* [Data supplied]:

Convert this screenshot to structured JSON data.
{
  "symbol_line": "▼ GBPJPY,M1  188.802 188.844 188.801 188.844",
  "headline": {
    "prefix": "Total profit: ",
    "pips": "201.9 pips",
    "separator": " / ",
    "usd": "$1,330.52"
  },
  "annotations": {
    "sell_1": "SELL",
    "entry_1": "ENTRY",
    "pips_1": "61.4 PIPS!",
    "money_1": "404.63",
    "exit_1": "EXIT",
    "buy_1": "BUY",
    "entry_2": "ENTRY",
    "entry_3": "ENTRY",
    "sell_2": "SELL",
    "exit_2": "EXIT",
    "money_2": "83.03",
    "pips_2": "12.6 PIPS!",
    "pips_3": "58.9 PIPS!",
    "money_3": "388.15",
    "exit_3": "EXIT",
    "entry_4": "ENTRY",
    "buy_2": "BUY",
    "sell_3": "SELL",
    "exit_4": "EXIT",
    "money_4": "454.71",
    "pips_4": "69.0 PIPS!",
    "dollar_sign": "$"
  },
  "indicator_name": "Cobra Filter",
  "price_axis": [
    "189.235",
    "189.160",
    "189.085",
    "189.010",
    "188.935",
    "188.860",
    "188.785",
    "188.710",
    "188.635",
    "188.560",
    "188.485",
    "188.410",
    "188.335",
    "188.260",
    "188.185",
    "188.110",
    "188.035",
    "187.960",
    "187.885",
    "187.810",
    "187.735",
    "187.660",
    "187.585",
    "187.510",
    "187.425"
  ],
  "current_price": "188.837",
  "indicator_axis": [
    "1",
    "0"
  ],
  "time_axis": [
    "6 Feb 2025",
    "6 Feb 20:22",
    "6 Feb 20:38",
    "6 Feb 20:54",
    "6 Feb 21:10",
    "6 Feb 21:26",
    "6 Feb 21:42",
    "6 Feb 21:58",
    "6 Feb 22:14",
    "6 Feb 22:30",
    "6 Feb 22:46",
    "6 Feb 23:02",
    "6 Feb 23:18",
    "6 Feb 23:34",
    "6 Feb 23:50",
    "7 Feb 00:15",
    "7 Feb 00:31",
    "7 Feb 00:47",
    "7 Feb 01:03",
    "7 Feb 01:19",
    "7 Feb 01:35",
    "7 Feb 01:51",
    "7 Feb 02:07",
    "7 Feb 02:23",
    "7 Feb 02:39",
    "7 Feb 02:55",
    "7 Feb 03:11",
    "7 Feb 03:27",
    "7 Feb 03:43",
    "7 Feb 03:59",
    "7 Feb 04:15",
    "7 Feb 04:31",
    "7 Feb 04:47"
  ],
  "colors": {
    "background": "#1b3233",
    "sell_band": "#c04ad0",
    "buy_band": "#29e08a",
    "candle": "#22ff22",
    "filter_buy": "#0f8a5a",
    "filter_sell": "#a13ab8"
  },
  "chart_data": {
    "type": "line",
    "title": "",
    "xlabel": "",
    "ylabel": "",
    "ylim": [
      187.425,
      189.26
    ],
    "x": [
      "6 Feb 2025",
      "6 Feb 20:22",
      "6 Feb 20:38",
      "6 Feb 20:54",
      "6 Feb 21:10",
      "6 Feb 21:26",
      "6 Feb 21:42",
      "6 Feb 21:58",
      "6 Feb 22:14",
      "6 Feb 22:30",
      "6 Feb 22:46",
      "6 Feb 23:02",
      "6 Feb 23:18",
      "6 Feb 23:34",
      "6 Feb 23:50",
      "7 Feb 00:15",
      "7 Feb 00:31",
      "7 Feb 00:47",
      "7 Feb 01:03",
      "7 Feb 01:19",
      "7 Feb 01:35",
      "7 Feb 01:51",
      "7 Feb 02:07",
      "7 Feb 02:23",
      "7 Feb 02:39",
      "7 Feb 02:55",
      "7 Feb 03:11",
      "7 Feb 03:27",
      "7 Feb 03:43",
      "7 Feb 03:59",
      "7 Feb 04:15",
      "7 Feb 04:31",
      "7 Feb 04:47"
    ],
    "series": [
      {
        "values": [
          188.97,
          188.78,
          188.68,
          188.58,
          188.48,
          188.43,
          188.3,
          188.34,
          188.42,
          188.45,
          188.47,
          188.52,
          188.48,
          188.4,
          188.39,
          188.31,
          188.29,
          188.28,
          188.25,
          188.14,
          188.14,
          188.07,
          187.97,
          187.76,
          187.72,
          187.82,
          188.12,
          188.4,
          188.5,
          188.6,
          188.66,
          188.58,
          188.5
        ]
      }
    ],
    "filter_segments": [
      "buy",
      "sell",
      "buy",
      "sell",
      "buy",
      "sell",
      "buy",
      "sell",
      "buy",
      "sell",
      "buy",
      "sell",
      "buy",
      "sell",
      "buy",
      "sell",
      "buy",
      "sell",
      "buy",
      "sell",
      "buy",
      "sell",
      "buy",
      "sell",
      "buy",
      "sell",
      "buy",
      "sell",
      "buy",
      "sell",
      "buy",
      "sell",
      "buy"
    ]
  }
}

* [Your goal]: Quote the listing in full, please, keeping every line exact.

* [Reply to the exercise]:
Convert this screenshot to structured JSON data.
{
  "symbol_line": "▼ GBPJPY,M1  188.802 188.844 188.801 188.844",
  "headline": {
    "prefix": "Total profit: ",
    "pips": "201.9 pips",
    "separator": " / ",
    "usd": "$1,330.52"
  },
  "annotations": {
    "sell_1": "SELL",
    "entry_1": "ENTRY",
    "pips_1": "61.4 PIPS!",
    "money_1": "404.63",
    "exit_1": "EXIT",
    "buy_1": "BUY",
    "entry_2": "ENTRY",
    "entry_3": "ENTRY",
    "sell_2": "SELL",
    "exit_2": "EXIT",
    "money_2": "83.03",
    "pips_2": "12.6 PIPS!",
    "pips_3": "58.9 PIPS!",
    "money_3": "388.15",
    "exit_3": "EXIT",
    "entry_4": "ENTRY",
    "buy_2": "BUY",
    "sell_3": "SELL",
    "exit_4": "EXIT",
    "money_4": "454.71",
    "pips_4": "69.0 PIPS!",
    "dollar_sign": "$"
  },
  "indicator_name": "Cobra Filter",
  "price_axis": [
    "189.235",
    "189.160",
    "189.085",
    "189.010",
    "188.935",
    "188.860",
    "188.785",
    "188.710",
    "188.635",
    "188.560",
    "188.485",
    "188.410",
    "188.335",
    "188.260",
    "188.185",
    "188.110",
    "188.035",
    "187.960",
    "187.885",
    "187.810",
    "187.735",
    "187.660",
    "187.585",
    "187.510",
    "187.425"
  ],
  "current_price": "188.837",
  "indicator_axis": [
    "1",
    "0"
  ],
  "time_axis": [
    "6 Feb 2025",
    "6 Feb 20:22",
    "6 Feb 20:38",
    "6 Feb 20:54",
    "6 Feb 21:10",
    "6 Feb 21:26",
    "6 Feb 21:42",
    "6 Feb 21:58",
    "6 Feb 22:14",
    "6 Feb 22:30",
    "6 Feb 22:46",
    "6 Feb 23:02",
    "6 Feb 23:18",
    "6 Feb 23:34",
    "6 Feb 23:50",
    "7 Feb 00:15",
    "7 Feb 00:31",
    "7 Feb 00:47",
    "7 Feb 01:03",
    "7 Feb 01:19",
    "7 Feb 01:35",
    "7 Feb 01:51",
    "7 Feb 02:07",
    "7 Feb 02:23",
    "7 Feb 02:39",
    "7 Feb 02:55",
    "7 Feb 03:11",
    "7 Feb 03:27",
    "7 Feb 03:43",
    "7 Feb 03:59",
    "7 Feb 04:15",
    "7 Feb 04:31",
    "7 Feb 04:47"
  ],
  "colors": {
    "background": "#1b3233",
    "sell_band": "#c04ad0",
    "buy_band": "#29e08a",
    "candle": "#22ff22",
    "filter_buy": "#0f8a5a",
    "filter_sell": "#a13ab8"
  },
  "chart_data": {
    "type": "line",
    "title": "",
    "xlabel": "",
    "ylabel": "",
    "ylim": [
      187.425,
      189.26
    ],
    "x": [
      "6 Feb 2025",
      "6 Feb 20:22",
      "6 Feb 20:38",
      "6 Feb 20:54",
      "6 Feb 21:10",
      "6 Feb 21:26",
      "6 Feb 21:42",
      "6 Feb 21:58",
      "6 Feb 22:14",
      "6 Feb 22:30",
      "6 Feb 22:46",
      "6 Feb 23:02",
      "6 Feb 23:18",
      "6 Feb 23:34",
      "6 Feb 23:50",
      "7 Feb 00:15",
      "7 Feb 00:31",
      "7 Feb 00:47",
      "7 Feb 01:03",
      "7 Feb 01:19",
      "7 Feb 01:35",
      "7 Feb 01:51",
      "7 Feb 02:07",
      "7 Feb 02:23",
      "7 Feb 02:39",
      "7 Feb 02:55",
      "7 Feb 03:11",
      "7 Feb 03:27",
      "7 Feb 03:43",
      "7 Feb 03:59",
      "7 Feb 04:15",
      "7 Feb 04:31",
      "7 Feb 04:47"
    ],
    "series": [
      {
        "values": [
          188.97,
          188.78,
          188.68,
          188.58,
          188.48,
          188.43,
          188.3,
          188.34,
          188.42,
          188.45,
          188.47,
          188.52,
          188.48,
          188.4,
          188.39,
          188.31,
          188.29,
          188.28,
          188.25,
          188.14,
          188.14,
          188.07,
          187.97,
          187.76,
          187.72,
          187.82,
          188.12,
          188.4,
          188.5,
          188.6,
          188.66,
          188.58,
          188.5
        ]
      }
    ],
    "filter_segments": [
      "buy",
      "sell",
      "buy",
      "sell",
      "buy",
      "sell",
      "buy",
      "sell",
      "buy",
      "sell",
      "buy",
      "sell",
      "buy",
      "sell",
      "buy",
      "sell",
      "buy",
      "sell",
      "buy",
      "sell",
      "buy",
      "sell",
      "buy",
      "sell",
      "buy",
      "sell",
      "buy",
      "sell",
      "buy",
      "sell",
      "buy",
      "sell",
      "buy"
    ]
  }
}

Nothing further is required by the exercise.